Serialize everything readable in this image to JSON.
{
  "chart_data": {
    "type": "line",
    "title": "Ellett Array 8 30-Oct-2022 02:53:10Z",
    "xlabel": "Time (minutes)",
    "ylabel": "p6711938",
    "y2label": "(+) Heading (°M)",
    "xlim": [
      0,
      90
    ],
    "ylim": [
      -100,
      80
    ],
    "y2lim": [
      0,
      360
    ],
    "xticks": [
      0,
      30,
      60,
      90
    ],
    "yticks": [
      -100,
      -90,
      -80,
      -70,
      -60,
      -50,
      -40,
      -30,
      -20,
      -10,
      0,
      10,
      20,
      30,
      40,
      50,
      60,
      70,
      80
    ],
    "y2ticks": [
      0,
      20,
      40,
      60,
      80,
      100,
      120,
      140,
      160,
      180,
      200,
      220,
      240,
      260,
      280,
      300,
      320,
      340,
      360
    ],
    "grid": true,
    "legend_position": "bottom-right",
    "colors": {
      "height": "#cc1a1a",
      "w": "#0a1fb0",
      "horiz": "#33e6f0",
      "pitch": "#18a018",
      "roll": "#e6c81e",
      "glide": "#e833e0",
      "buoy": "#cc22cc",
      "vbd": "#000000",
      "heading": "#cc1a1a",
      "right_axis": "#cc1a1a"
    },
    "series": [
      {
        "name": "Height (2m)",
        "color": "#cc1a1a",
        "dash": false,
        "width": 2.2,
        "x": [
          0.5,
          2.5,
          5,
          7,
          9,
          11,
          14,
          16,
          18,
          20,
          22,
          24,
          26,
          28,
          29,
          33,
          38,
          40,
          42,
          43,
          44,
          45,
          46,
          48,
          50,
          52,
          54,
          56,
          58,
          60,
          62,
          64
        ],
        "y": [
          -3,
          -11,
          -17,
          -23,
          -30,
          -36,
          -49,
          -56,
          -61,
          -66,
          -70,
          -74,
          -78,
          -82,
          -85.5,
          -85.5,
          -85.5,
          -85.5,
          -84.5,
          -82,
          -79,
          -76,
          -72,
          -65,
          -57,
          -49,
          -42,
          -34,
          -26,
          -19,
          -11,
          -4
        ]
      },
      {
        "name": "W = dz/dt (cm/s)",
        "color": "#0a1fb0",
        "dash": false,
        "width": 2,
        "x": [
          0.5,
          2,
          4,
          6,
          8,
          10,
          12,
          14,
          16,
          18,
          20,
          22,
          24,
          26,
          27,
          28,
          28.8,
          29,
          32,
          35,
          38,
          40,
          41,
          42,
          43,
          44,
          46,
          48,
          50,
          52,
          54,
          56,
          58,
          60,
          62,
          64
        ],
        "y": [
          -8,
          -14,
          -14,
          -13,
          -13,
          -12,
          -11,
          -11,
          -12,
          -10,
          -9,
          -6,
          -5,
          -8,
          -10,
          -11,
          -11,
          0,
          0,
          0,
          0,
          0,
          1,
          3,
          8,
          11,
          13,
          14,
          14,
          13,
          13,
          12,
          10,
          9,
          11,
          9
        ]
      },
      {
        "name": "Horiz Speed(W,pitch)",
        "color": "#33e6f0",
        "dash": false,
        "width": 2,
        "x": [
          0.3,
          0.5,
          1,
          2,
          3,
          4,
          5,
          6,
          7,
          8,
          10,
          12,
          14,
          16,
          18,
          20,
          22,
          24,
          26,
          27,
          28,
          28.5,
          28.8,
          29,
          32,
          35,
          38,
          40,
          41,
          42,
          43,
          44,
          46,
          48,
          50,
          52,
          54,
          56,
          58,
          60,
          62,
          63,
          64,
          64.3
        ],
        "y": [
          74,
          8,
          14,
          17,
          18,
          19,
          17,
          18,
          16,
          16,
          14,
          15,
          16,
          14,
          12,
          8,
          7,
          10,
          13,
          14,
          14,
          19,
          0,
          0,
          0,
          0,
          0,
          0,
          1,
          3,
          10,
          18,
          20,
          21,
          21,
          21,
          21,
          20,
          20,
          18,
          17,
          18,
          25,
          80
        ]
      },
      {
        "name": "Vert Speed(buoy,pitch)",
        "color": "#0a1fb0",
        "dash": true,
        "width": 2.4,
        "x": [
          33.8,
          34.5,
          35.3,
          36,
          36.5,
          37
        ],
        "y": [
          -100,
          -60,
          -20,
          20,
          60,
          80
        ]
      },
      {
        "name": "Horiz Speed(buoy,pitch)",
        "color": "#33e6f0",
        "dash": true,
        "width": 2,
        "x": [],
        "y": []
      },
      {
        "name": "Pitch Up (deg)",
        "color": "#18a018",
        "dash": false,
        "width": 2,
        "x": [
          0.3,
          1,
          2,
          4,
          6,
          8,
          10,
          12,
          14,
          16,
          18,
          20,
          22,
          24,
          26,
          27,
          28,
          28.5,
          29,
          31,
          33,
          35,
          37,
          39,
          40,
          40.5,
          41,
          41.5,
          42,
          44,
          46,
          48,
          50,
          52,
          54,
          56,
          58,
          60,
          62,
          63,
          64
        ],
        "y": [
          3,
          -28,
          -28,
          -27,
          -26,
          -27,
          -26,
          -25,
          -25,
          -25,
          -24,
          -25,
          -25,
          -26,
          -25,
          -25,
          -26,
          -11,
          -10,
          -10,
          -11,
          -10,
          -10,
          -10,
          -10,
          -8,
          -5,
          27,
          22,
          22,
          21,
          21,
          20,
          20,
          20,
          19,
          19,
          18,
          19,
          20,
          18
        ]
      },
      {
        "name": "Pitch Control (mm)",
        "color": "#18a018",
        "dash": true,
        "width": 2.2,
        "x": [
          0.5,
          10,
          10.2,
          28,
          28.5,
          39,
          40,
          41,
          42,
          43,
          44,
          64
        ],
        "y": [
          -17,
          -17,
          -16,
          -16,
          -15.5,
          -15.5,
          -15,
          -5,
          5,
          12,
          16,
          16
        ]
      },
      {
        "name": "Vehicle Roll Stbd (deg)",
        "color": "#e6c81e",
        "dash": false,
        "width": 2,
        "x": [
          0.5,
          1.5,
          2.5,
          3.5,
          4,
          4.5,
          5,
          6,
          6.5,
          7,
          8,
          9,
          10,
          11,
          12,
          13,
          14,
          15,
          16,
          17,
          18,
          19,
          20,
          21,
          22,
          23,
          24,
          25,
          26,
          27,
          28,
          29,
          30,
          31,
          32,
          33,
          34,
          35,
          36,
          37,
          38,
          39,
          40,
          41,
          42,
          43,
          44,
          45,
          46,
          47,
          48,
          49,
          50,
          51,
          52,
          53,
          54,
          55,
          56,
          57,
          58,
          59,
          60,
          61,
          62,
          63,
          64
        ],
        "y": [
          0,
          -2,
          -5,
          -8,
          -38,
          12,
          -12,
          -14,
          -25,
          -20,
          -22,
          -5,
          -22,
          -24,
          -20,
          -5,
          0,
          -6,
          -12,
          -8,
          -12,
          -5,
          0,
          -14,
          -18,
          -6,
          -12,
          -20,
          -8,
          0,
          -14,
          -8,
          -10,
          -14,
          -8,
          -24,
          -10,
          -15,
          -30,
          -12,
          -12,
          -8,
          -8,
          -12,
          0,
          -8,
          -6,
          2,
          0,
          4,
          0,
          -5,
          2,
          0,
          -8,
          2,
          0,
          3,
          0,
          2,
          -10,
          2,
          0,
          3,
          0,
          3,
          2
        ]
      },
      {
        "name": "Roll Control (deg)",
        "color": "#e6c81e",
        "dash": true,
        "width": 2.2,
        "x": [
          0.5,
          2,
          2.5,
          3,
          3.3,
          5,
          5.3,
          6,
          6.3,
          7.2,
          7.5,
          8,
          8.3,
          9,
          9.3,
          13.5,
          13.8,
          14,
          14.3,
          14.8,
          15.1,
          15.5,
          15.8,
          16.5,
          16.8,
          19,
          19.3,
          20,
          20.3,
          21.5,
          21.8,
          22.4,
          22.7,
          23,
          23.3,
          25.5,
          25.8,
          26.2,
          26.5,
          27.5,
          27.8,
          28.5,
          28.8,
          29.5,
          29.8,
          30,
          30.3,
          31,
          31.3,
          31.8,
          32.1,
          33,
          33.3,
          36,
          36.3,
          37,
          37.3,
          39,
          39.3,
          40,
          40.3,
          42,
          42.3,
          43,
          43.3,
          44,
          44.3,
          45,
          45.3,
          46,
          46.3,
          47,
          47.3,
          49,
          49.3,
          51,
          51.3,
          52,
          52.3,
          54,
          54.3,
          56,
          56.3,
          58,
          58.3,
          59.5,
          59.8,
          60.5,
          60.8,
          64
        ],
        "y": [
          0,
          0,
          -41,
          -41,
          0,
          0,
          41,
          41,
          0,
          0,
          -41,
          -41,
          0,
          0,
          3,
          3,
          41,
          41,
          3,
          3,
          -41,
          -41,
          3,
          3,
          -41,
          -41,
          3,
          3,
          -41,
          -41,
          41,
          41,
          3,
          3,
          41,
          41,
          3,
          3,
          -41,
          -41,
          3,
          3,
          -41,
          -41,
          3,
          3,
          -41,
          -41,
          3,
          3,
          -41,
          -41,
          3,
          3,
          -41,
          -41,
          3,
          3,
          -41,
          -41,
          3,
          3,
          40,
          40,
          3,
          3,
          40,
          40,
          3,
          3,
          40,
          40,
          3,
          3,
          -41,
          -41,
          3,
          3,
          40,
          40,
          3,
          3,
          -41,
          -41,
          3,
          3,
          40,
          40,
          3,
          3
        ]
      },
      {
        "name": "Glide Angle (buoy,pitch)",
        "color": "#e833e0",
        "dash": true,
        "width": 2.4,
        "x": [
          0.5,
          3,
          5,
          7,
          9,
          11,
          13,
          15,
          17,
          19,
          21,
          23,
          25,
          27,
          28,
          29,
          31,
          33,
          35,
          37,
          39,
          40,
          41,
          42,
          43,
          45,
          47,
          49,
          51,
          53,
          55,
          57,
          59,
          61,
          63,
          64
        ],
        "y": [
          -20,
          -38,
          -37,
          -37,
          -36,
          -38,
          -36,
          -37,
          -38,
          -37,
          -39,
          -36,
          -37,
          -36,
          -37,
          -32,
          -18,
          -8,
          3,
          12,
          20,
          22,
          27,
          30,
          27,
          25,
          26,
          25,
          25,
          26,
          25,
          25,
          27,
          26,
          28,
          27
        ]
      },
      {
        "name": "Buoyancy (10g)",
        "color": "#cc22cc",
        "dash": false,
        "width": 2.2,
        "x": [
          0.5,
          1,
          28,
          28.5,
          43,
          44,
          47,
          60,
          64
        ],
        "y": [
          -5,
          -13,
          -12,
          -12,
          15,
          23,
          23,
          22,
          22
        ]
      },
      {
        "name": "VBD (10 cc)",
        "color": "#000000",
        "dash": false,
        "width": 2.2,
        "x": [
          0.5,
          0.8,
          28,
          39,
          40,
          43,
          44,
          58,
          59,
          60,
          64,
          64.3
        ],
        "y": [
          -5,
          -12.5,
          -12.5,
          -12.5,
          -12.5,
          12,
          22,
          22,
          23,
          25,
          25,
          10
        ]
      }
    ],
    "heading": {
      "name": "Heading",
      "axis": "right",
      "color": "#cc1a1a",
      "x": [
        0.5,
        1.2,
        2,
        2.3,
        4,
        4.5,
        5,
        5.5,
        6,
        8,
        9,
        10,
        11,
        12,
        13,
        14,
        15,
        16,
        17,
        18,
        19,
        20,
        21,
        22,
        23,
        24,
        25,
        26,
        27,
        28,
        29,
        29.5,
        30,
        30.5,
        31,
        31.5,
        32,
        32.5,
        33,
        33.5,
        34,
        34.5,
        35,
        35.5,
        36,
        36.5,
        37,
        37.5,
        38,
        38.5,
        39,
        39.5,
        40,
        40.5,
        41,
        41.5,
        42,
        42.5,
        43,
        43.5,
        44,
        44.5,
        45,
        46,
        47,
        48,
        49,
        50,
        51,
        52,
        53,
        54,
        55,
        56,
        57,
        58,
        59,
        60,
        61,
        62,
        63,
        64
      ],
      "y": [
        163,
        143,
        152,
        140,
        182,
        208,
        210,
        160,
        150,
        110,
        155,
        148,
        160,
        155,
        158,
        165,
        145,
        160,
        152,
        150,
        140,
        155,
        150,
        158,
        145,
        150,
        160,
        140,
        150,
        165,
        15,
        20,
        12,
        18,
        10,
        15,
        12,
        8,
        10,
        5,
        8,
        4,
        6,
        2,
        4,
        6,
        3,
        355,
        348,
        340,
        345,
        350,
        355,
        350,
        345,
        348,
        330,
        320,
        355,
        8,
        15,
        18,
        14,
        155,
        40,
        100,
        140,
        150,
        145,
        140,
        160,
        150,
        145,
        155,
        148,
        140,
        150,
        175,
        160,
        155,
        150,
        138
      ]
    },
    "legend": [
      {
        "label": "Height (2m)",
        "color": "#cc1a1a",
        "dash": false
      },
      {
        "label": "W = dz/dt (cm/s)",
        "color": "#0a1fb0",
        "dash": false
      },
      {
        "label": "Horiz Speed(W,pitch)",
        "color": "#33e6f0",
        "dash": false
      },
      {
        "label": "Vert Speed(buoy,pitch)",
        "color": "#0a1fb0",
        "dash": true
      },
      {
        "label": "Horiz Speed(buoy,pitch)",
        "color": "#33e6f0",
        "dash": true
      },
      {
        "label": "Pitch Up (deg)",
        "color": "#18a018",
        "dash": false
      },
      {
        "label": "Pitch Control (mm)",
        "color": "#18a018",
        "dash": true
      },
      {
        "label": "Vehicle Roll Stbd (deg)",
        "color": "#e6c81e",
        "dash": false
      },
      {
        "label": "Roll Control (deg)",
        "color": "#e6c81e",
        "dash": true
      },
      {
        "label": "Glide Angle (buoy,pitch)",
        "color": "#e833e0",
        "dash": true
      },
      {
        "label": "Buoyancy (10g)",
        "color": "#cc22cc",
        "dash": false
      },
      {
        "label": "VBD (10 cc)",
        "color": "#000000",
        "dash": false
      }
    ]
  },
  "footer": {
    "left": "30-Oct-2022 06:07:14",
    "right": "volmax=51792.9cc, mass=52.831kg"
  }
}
....
* _TASK DIRECTIONS_: Search the data for the word "Control" and copy each line where it appears.

* _SOLUTION TO THIS EXERCISE_:
        "name": "Pitch Control (mm)",
        "name": "Roll Control (deg)",
        "label": "Pitch Control (mm)",
        "label": "Roll Control (deg)",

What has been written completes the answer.